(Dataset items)
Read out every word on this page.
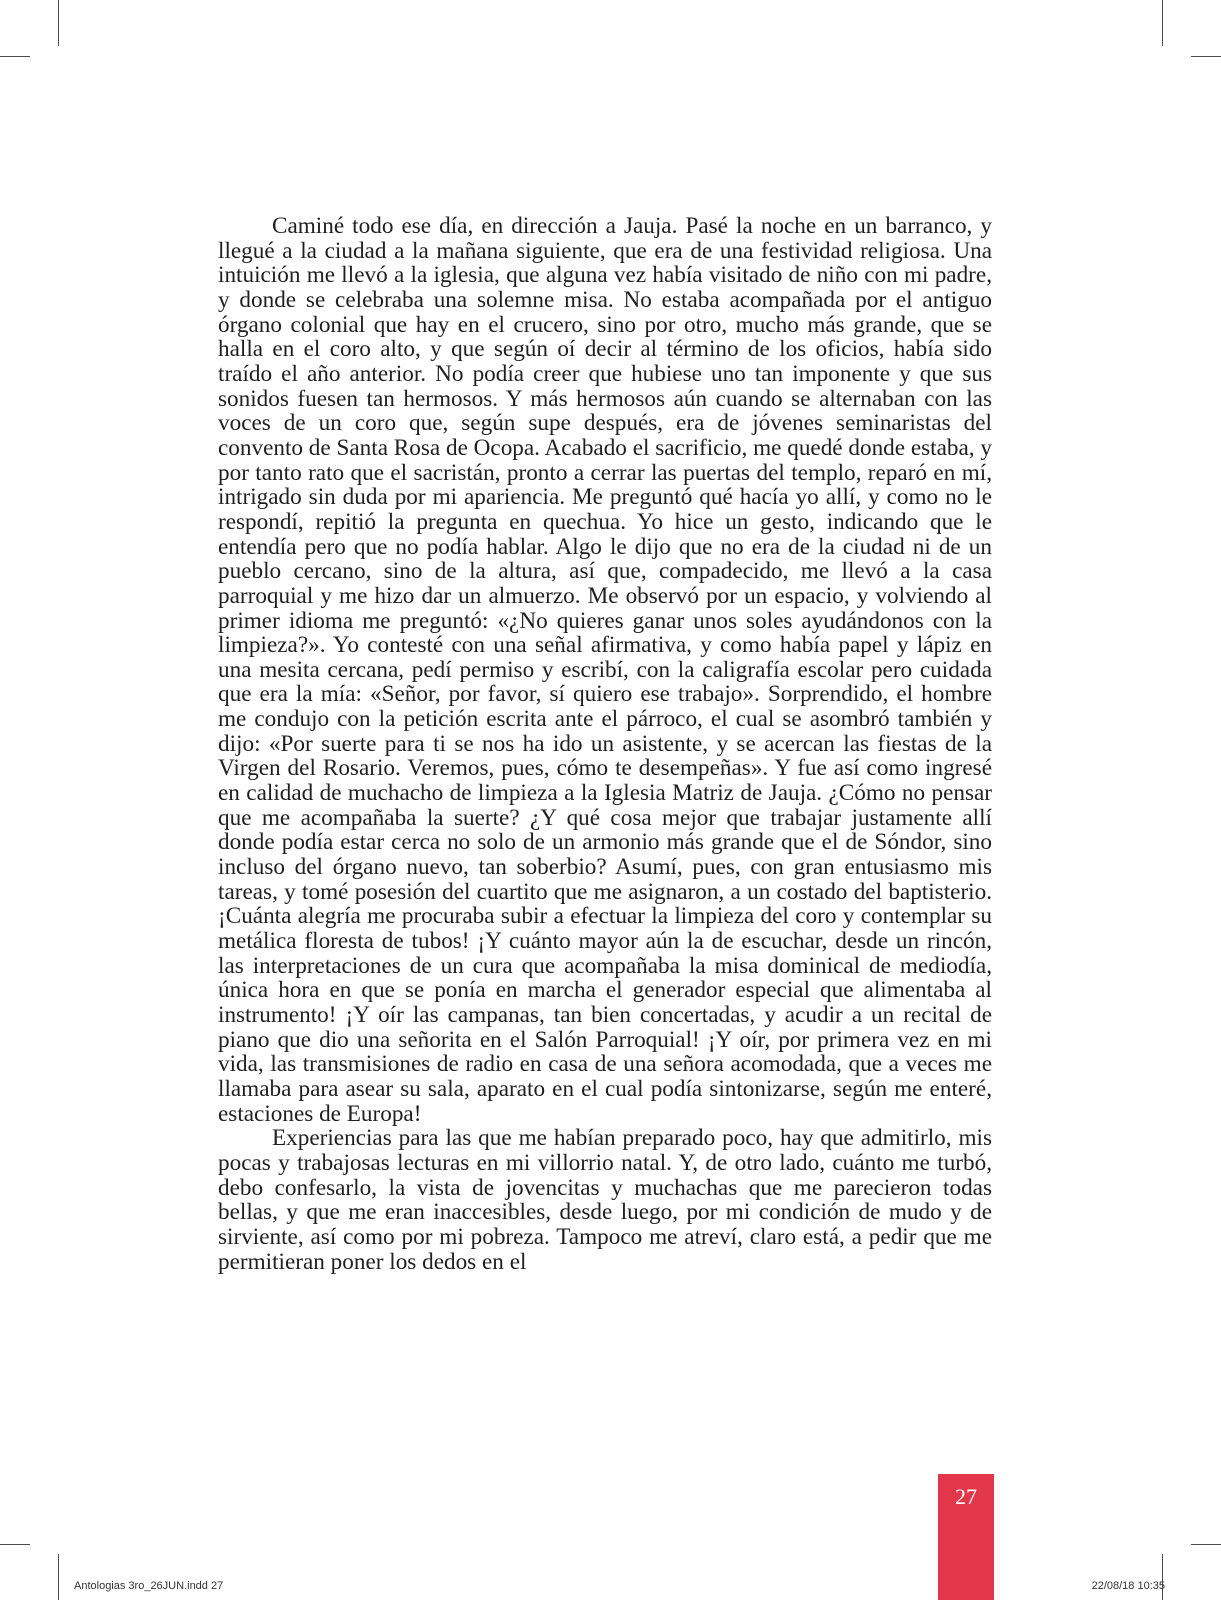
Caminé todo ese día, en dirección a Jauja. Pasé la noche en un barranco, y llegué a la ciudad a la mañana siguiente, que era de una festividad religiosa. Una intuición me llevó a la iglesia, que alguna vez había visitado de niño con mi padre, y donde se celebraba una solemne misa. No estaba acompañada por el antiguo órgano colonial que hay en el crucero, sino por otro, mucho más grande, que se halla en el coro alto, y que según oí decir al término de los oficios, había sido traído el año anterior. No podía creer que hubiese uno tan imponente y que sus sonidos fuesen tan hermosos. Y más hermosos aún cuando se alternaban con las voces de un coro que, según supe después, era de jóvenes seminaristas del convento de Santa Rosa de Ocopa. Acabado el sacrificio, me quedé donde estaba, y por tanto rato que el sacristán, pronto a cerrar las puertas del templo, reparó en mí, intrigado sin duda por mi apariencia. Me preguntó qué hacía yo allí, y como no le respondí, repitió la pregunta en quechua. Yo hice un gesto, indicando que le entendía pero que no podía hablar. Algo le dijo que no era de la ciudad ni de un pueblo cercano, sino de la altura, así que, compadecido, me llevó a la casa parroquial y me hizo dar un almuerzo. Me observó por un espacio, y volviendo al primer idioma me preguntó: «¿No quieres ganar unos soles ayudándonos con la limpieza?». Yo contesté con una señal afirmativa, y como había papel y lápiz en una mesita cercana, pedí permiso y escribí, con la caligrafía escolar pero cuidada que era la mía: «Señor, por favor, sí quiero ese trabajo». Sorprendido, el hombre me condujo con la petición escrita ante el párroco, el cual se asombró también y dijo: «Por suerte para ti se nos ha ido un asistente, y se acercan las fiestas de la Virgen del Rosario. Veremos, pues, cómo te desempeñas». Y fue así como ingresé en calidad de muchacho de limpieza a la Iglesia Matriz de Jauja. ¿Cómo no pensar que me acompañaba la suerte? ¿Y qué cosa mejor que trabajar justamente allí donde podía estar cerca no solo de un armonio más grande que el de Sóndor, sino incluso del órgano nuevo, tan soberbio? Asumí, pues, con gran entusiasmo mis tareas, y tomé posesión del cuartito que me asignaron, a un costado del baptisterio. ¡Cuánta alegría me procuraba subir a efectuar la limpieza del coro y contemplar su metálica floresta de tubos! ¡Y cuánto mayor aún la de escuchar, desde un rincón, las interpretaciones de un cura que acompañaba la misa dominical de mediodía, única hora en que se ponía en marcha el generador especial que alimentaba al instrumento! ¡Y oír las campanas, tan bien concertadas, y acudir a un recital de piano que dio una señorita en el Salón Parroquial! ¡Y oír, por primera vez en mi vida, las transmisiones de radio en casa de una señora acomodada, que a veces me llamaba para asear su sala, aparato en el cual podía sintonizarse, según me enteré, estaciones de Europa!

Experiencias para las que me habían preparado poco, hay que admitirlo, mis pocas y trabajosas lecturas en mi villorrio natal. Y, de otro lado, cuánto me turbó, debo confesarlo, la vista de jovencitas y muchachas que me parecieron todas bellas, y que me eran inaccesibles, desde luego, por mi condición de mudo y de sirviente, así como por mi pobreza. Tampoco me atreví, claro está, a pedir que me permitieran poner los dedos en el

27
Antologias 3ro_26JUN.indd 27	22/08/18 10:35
==
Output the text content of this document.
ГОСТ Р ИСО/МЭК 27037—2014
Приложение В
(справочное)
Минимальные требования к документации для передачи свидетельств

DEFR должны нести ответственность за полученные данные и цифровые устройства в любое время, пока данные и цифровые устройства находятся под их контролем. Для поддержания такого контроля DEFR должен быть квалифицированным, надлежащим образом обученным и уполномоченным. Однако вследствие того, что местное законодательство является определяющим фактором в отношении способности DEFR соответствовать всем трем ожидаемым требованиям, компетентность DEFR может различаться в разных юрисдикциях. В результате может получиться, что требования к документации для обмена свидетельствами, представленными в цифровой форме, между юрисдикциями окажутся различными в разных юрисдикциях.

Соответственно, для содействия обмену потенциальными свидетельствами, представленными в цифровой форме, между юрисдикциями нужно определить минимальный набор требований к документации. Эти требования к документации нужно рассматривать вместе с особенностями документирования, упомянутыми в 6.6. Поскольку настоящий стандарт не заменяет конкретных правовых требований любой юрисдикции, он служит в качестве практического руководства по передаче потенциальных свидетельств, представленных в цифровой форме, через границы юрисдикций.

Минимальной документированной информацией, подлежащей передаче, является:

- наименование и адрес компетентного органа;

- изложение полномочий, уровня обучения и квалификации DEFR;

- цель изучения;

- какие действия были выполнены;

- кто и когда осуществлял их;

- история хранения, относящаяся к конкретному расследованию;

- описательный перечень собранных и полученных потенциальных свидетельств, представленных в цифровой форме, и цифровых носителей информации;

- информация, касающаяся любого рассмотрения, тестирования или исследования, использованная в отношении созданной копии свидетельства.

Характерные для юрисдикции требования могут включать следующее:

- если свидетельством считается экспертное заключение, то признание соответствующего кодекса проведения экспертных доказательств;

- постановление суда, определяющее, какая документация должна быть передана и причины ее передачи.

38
...
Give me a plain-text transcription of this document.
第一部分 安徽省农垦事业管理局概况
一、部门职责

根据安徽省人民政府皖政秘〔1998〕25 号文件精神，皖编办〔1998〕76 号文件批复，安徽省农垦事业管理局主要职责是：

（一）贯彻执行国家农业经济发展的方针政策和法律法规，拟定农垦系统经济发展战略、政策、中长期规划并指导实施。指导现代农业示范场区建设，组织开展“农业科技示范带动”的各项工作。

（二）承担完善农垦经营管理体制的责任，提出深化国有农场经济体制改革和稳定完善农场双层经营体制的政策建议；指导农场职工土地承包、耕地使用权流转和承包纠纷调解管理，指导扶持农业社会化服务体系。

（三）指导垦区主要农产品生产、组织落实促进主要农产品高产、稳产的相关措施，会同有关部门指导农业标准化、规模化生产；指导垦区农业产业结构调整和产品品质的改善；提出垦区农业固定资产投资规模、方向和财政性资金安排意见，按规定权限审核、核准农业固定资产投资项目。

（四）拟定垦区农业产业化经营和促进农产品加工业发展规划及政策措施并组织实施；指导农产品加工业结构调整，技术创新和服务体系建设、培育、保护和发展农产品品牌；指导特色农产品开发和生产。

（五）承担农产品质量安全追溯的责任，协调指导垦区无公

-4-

## Written instruction
For the listing above, identify each line bearing "this".

## Task result
Read out every word on this page.
Output the text content of this document.
Give me a plain-text transcription of this document.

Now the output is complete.